[Saved entries]
☆ ☆ ☆ ☆ ☆

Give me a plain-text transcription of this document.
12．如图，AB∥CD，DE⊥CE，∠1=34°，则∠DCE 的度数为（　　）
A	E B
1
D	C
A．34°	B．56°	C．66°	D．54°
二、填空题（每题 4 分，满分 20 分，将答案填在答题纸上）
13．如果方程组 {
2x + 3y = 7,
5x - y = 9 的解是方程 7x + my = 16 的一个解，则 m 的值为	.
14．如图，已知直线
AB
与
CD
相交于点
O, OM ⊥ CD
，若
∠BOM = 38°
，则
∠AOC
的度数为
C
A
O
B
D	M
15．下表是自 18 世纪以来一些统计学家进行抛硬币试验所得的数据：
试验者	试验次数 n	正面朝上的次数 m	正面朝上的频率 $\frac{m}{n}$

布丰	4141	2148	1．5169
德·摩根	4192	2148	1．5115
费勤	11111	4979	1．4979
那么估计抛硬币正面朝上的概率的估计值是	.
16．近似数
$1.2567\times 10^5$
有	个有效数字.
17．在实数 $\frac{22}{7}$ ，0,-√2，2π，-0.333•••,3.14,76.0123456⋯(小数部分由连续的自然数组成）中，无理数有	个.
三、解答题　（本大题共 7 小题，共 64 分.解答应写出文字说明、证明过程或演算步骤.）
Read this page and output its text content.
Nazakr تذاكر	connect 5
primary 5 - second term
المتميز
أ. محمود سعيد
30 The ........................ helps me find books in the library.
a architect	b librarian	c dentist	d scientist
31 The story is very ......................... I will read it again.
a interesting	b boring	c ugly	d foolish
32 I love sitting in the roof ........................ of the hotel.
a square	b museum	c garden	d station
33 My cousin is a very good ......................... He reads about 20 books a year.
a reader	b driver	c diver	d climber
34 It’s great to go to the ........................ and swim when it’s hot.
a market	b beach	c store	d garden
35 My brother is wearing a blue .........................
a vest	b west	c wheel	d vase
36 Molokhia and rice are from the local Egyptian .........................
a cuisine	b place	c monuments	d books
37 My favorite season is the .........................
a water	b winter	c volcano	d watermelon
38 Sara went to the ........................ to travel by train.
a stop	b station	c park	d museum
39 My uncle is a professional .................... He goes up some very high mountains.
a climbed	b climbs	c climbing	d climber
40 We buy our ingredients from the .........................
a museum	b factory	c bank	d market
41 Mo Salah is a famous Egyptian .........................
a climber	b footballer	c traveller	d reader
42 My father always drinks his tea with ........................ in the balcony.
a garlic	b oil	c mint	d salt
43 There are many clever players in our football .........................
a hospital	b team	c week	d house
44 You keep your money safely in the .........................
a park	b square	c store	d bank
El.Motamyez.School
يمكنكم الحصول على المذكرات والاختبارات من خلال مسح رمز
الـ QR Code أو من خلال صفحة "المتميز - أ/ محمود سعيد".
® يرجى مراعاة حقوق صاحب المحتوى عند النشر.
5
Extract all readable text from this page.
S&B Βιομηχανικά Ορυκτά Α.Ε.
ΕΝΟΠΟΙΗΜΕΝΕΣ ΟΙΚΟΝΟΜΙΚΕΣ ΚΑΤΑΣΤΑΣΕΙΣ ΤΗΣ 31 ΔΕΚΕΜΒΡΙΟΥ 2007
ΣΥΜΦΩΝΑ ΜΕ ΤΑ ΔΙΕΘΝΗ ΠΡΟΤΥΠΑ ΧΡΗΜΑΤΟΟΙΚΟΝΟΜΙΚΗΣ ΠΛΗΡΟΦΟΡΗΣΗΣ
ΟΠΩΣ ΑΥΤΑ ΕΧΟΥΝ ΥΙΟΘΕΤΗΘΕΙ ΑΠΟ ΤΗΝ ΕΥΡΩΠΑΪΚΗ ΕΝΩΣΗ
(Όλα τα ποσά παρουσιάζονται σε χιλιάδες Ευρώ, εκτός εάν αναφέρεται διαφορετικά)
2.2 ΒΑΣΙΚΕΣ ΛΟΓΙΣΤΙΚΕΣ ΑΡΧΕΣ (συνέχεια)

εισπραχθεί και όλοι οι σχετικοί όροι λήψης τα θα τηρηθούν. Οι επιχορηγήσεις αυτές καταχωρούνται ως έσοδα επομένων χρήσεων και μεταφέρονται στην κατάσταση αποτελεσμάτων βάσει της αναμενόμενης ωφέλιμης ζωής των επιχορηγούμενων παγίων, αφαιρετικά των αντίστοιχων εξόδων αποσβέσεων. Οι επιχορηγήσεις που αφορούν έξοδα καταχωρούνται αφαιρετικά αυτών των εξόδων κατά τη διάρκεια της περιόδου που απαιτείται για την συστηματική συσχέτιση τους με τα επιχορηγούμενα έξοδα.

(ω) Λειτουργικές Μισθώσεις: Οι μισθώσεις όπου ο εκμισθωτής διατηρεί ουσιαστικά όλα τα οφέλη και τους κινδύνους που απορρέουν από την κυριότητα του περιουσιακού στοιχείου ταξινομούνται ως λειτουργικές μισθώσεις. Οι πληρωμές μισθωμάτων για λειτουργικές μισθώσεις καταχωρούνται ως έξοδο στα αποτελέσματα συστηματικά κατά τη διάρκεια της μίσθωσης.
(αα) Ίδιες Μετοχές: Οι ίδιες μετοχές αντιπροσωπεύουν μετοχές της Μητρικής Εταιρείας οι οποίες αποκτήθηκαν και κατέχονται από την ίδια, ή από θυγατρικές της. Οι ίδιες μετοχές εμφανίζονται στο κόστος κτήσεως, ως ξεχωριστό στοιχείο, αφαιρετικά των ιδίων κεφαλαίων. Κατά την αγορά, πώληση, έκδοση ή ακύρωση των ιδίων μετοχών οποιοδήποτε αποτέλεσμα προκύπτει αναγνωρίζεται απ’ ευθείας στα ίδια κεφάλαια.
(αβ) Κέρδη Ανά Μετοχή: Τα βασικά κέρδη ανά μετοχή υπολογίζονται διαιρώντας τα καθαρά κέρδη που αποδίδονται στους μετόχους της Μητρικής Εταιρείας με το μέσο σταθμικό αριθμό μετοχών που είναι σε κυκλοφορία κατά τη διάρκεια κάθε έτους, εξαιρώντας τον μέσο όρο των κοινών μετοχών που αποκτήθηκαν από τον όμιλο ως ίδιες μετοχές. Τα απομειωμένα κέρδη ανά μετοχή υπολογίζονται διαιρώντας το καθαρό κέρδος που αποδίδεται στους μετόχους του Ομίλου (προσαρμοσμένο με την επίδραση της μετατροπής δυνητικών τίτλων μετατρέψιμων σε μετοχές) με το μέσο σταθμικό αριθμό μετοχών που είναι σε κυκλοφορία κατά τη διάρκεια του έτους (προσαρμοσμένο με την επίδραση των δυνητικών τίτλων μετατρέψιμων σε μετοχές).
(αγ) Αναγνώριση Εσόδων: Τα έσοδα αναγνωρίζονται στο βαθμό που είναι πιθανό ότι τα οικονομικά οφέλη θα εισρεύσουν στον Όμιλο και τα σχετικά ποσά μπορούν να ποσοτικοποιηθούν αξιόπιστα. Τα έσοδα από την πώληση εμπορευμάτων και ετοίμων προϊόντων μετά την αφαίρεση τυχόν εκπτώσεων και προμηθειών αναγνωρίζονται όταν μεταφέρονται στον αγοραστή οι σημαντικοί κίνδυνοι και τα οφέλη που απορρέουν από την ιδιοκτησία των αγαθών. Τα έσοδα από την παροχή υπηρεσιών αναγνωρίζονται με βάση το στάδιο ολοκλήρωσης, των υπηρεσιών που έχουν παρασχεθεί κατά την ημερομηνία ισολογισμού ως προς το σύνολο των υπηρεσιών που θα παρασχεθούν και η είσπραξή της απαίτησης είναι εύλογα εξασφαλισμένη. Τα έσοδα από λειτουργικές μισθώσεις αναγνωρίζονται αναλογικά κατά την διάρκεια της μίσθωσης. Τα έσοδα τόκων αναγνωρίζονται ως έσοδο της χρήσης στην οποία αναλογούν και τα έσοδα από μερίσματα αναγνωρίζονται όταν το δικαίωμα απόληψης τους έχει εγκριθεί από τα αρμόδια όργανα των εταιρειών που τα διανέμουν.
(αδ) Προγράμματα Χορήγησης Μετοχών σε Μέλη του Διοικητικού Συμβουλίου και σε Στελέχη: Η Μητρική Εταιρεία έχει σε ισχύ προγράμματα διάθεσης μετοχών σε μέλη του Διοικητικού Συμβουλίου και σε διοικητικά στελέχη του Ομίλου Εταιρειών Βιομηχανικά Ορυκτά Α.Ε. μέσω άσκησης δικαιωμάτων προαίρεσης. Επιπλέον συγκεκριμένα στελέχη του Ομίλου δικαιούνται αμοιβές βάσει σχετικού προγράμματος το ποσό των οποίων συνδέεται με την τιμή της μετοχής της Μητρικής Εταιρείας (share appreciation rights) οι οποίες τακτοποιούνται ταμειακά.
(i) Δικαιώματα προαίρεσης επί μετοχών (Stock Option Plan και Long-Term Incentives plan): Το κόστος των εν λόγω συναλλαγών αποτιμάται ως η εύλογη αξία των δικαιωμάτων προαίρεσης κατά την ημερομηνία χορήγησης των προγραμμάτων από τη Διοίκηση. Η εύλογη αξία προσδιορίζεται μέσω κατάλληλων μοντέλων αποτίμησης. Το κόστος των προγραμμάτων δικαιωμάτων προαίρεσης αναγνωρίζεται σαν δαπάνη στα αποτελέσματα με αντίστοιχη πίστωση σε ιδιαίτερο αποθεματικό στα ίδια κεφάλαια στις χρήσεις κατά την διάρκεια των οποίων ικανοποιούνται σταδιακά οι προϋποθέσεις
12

☆ ☆ ☆ ☆ ☆

Aim
Using the records above, find and show each line with the string "المتميز".

Full response
المتميز
الـ QR Code أو من خلال صفحة "المتميز - أ/ محمود سعيد".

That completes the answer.